--- START Stored data ---
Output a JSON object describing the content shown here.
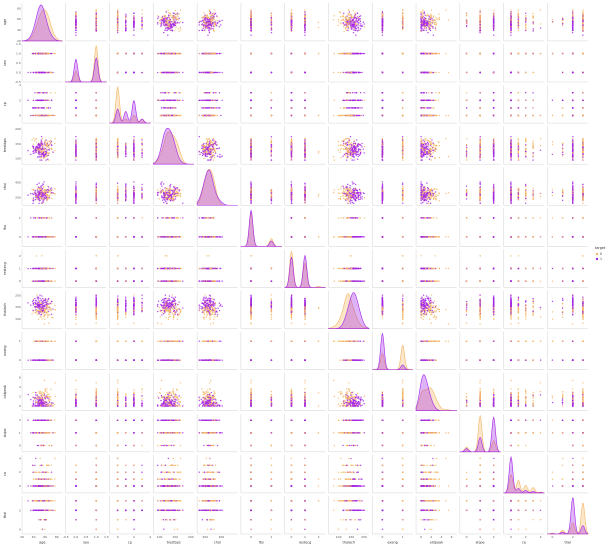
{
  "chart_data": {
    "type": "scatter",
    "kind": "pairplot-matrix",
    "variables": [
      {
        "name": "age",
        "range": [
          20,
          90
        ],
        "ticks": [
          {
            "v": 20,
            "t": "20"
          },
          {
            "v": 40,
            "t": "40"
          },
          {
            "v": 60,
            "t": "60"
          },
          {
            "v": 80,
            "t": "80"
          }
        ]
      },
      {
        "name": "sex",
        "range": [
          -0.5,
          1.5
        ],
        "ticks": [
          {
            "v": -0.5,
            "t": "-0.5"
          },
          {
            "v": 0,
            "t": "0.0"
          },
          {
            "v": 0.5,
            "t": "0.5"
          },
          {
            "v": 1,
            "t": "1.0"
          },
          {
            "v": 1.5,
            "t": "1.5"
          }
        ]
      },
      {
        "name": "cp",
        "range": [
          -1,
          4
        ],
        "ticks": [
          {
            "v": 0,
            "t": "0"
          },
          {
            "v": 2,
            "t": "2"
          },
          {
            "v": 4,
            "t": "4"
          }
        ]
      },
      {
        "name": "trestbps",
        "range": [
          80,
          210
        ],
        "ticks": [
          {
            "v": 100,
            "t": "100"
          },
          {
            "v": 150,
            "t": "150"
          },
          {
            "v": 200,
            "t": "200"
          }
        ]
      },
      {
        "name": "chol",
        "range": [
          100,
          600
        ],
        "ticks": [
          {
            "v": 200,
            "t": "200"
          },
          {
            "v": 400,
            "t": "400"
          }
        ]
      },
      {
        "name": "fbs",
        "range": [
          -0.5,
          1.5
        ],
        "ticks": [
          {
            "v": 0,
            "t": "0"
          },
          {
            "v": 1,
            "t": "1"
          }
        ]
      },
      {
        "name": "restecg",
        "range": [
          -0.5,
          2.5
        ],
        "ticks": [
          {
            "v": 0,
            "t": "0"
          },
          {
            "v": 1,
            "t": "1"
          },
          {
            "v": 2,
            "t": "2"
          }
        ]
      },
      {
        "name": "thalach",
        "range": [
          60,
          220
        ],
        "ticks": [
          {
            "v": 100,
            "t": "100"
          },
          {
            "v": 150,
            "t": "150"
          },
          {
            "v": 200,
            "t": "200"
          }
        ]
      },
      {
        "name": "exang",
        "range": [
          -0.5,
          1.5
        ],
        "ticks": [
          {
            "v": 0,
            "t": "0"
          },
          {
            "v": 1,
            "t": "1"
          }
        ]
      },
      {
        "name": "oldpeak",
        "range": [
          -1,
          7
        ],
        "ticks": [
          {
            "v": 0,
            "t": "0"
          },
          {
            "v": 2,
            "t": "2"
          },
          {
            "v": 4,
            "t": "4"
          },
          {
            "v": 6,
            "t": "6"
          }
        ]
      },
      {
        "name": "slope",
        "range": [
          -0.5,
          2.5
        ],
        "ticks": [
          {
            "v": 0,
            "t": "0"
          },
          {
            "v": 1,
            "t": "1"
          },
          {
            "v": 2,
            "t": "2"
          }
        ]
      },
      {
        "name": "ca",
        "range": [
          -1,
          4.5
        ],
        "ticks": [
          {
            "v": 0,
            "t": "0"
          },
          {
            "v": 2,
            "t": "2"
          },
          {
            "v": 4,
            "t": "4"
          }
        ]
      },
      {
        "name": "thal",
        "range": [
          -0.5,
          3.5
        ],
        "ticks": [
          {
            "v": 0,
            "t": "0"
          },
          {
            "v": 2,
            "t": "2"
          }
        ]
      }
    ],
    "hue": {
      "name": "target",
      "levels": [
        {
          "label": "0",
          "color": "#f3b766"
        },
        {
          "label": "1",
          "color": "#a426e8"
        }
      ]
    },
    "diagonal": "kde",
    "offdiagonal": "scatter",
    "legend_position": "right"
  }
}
--- END Stored data ---
--- START Stored data ---
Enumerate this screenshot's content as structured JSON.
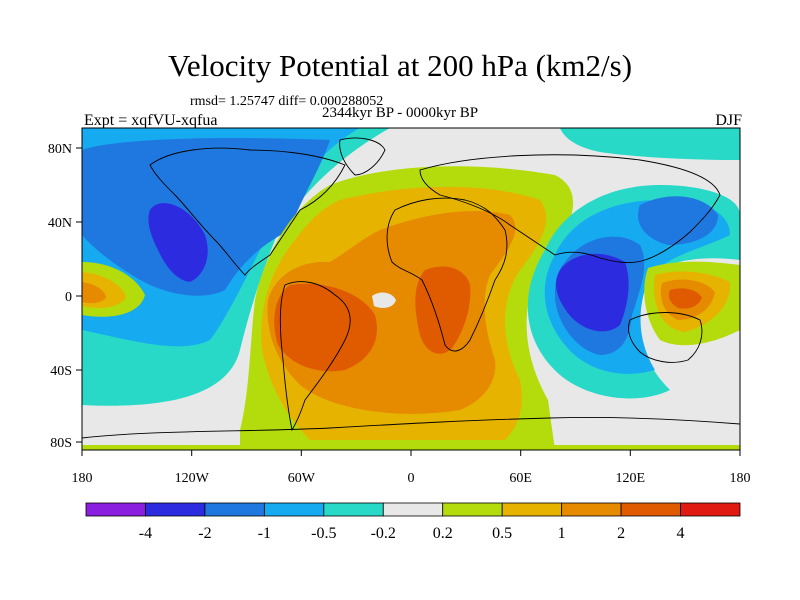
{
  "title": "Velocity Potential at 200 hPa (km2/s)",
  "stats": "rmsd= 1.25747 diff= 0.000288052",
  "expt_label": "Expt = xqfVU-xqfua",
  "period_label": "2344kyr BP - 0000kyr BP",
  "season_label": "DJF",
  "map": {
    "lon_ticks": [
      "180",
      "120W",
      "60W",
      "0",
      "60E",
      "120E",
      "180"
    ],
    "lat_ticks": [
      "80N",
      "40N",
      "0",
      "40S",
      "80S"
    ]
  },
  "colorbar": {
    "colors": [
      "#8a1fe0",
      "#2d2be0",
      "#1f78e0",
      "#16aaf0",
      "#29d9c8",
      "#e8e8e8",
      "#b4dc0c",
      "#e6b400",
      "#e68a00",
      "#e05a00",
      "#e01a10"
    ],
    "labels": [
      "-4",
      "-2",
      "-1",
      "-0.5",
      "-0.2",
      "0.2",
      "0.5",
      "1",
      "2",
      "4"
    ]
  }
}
--- END Stored data ---
--- START Stored data ---
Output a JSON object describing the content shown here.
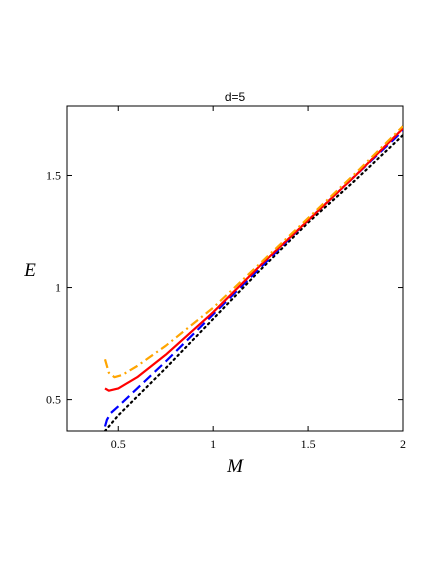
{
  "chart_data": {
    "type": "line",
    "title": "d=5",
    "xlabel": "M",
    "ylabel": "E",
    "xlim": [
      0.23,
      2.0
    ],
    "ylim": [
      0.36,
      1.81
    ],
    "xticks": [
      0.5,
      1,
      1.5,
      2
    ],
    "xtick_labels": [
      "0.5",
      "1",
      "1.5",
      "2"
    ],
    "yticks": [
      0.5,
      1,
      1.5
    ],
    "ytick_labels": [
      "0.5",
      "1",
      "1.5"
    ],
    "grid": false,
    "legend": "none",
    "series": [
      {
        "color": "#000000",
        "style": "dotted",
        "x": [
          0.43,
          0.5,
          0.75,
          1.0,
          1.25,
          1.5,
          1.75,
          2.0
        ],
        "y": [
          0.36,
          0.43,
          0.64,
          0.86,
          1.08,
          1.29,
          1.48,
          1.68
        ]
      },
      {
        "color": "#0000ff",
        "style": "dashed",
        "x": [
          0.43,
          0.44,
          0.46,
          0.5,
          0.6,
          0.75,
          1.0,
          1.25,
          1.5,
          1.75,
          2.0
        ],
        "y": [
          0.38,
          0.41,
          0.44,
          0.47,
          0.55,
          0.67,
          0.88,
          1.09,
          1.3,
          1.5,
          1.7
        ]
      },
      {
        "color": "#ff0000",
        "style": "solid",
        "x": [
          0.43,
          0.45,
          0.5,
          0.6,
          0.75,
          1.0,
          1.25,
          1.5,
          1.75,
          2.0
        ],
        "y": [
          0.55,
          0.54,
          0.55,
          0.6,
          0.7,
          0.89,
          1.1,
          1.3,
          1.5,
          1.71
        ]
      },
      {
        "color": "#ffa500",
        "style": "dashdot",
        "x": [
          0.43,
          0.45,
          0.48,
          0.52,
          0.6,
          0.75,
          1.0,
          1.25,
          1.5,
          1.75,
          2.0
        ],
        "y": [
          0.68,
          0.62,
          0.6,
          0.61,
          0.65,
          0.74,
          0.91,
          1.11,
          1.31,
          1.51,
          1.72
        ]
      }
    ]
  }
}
--- END Stored data ---
- **Exercise brief**:
Determine how many lines of the data contain "style" and give nothing but that number.

- **Complete output**:
4